#### [Given problem]
Copy out the listing that follows, exact in every word, and skip the images.

>>>>>

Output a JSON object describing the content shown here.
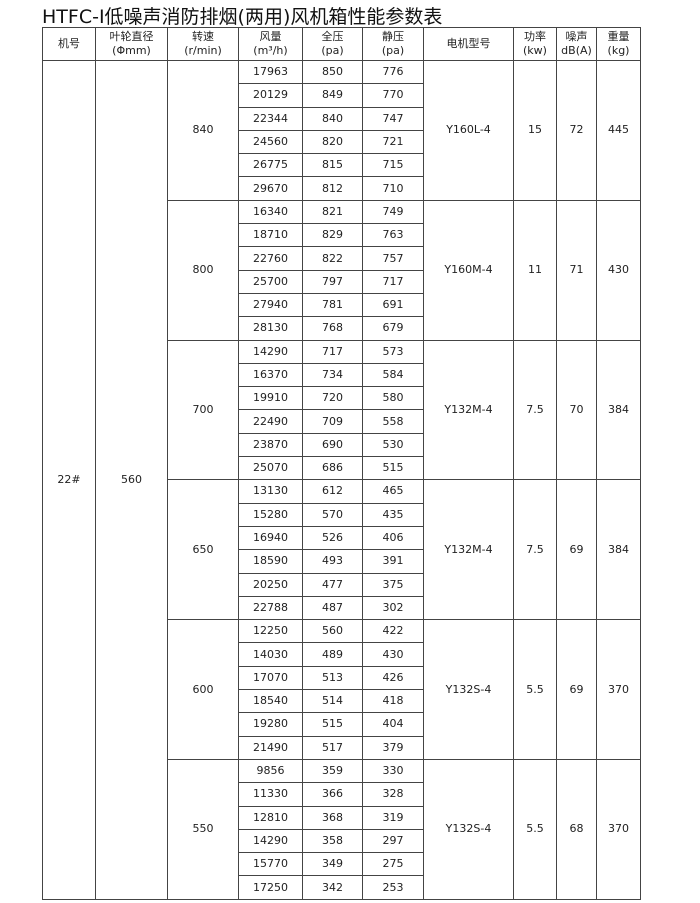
{
  "title": "HTFC-Ⅰ低噪声消防排烟(两用)风机箱性能参数表",
  "headers": [
    [
      "机号",
      ""
    ],
    [
      "叶轮直径",
      "(Φmm)"
    ],
    [
      "转速",
      "(r/min)"
    ],
    [
      "风量",
      "(m³/h)"
    ],
    [
      "全压",
      "(pa)"
    ],
    [
      "静压",
      "(pa)"
    ],
    [
      "电机型号",
      ""
    ],
    [
      "功率",
      "(kw)"
    ],
    [
      "噪声",
      "dB(A)"
    ],
    [
      "重量",
      "(kg)"
    ]
  ],
  "machine_no": "22#",
  "impeller_diameter": "560",
  "groups": [
    {
      "speed": "840",
      "motor": "Y160L-4",
      "power": "15",
      "noise": "72",
      "weight": "445",
      "rows": [
        [
          "17963",
          "850",
          "776"
        ],
        [
          "20129",
          "849",
          "770"
        ],
        [
          "22344",
          "840",
          "747"
        ],
        [
          "24560",
          "820",
          "721"
        ],
        [
          "26775",
          "815",
          "715"
        ],
        [
          "29670",
          "812",
          "710"
        ]
      ]
    },
    {
      "speed": "800",
      "motor": "Y160M-4",
      "power": "11",
      "noise": "71",
      "weight": "430",
      "rows": [
        [
          "16340",
          "821",
          "749"
        ],
        [
          "18710",
          "829",
          "763"
        ],
        [
          "22760",
          "822",
          "757"
        ],
        [
          "25700",
          "797",
          "717"
        ],
        [
          "27940",
          "781",
          "691"
        ],
        [
          "28130",
          "768",
          "679"
        ]
      ]
    },
    {
      "speed": "700",
      "motor": "Y132M-4",
      "power": "7.5",
      "noise": "70",
      "weight": "384",
      "rows": [
        [
          "14290",
          "717",
          "573"
        ],
        [
          "16370",
          "734",
          "584"
        ],
        [
          "19910",
          "720",
          "580"
        ],
        [
          "22490",
          "709",
          "558"
        ],
        [
          "23870",
          "690",
          "530"
        ],
        [
          "25070",
          "686",
          "515"
        ]
      ]
    },
    {
      "speed": "650",
      "motor": "Y132M-4",
      "power": "7.5",
      "noise": "69",
      "weight": "384",
      "rows": [
        [
          "13130",
          "612",
          "465"
        ],
        [
          "15280",
          "570",
          "435"
        ],
        [
          "16940",
          "526",
          "406"
        ],
        [
          "18590",
          "493",
          "391"
        ],
        [
          "20250",
          "477",
          "375"
        ],
        [
          "22788",
          "487",
          "302"
        ]
      ]
    },
    {
      "speed": "600",
      "motor": "Y132S-4",
      "power": "5.5",
      "noise": "69",
      "weight": "370",
      "rows": [
        [
          "12250",
          "560",
          "422"
        ],
        [
          "14030",
          "489",
          "430"
        ],
        [
          "17070",
          "513",
          "426"
        ],
        [
          "18540",
          "514",
          "418"
        ],
        [
          "19280",
          "515",
          "404"
        ],
        [
          "21490",
          "517",
          "379"
        ]
      ]
    },
    {
      "speed": "550",
      "motor": "Y132S-4",
      "power": "5.5",
      "noise": "68",
      "weight": "370",
      "rows": [
        [
          "9856",
          "359",
          "330"
        ],
        [
          "11330",
          "366",
          "328"
        ],
        [
          "12810",
          "368",
          "319"
        ],
        [
          "14290",
          "358",
          "297"
        ],
        [
          "15770",
          "349",
          "275"
        ],
        [
          "17250",
          "342",
          "253"
        ]
      ]
    }
  ]
}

<<<<<

#### [Exercise answer]
Output a JSON object describing the content shown here.
{
  "title": "HTFC-Ⅰ低噪声消防排烟(两用)风机箱性能参数表",
  "headers": [
    [
      "机号",
      ""
    ],
    [
      "叶轮直径",
      "(Φmm)"
    ],
    [
      "转速",
      "(r/min)"
    ],
    [
      "风量",
      "(m³/h)"
    ],
    [
      "全压",
      "(pa)"
    ],
    [
      "静压",
      "(pa)"
    ],
    [
      "电机型号",
      ""
    ],
    [
      "功率",
      "(kw)"
    ],
    [
      "噪声",
      "dB(A)"
    ],
    [
      "重量",
      "(kg)"
    ]
  ],
  "machine_no": "22#",
  "impeller_diameter": "560",
  "groups": [
    {
      "speed": "840",
      "motor": "Y160L-4",
      "power": "15",
      "noise": "72",
      "weight": "445",
      "rows": [
        [
          "17963",
          "850",
          "776"
        ],
        [
          "20129",
          "849",
          "770"
        ],
        [
          "22344",
          "840",
          "747"
        ],
        [
          "24560",
          "820",
          "721"
        ],
        [
          "26775",
          "815",
          "715"
        ],
        [
          "29670",
          "812",
          "710"
        ]
      ]
    },
    {
      "speed": "800",
      "motor": "Y160M-4",
      "power": "11",
      "noise": "71",
      "weight": "430",
      "rows": [
        [
          "16340",
          "821",
          "749"
        ],
        [
          "18710",
          "829",
          "763"
        ],
        [
          "22760",
          "822",
          "757"
        ],
        [
          "25700",
          "797",
          "717"
        ],
        [
          "27940",
          "781",
          "691"
        ],
        [
          "28130",
          "768",
          "679"
        ]
      ]
    },
    {
      "speed": "700",
      "motor": "Y132M-4",
      "power": "7.5",
      "noise": "70",
      "weight": "384",
      "rows": [
        [
          "14290",
          "717",
          "573"
        ],
        [
          "16370",
          "734",
          "584"
        ],
        [
          "19910",
          "720",
          "580"
        ],
        [
          "22490",
          "709",
          "558"
        ],
        [
          "23870",
          "690",
          "530"
        ],
        [
          "25070",
          "686",
          "515"
        ]
      ]
    },
    {
      "speed": "650",
      "motor": "Y132M-4",
      "power": "7.5",
      "noise": "69",
      "weight": "384",
      "rows": [
        [
          "13130",
          "612",
          "465"
        ],
        [
          "15280",
          "570",
          "435"
        ],
        [
          "16940",
          "526",
          "406"
        ],
        [
          "18590",
          "493",
          "391"
        ],
        [
          "20250",
          "477",
          "375"
        ],
        [
          "22788",
          "487",
          "302"
        ]
      ]
    },
    {
      "speed": "600",
      "motor": "Y132S-4",
      "power": "5.5",
      "noise": "69",
      "weight": "370",
      "rows": [
        [
          "12250",
          "560",
          "422"
        ],
        [
          "14030",
          "489",
          "430"
        ],
        [
          "17070",
          "513",
          "426"
        ],
        [
          "18540",
          "514",
          "418"
        ],
        [
          "19280",
          "515",
          "404"
        ],
        [
          "21490",
          "517",
          "379"
        ]
      ]
    },
    {
      "speed": "550",
      "motor": "Y132S-4",
      "power": "5.5",
      "noise": "68",
      "weight": "370",
      "rows": [
        [
          "9856",
          "359",
          "330"
        ],
        [
          "11330",
          "366",
          "328"
        ],
        [
          "12810",
          "368",
          "319"
        ],
        [
          "14290",
          "358",
          "297"
        ],
        [
          "15770",
          "349",
          "275"
        ],
        [
          "17250",
          "342",
          "253"
        ]
      ]
    }
  ]
}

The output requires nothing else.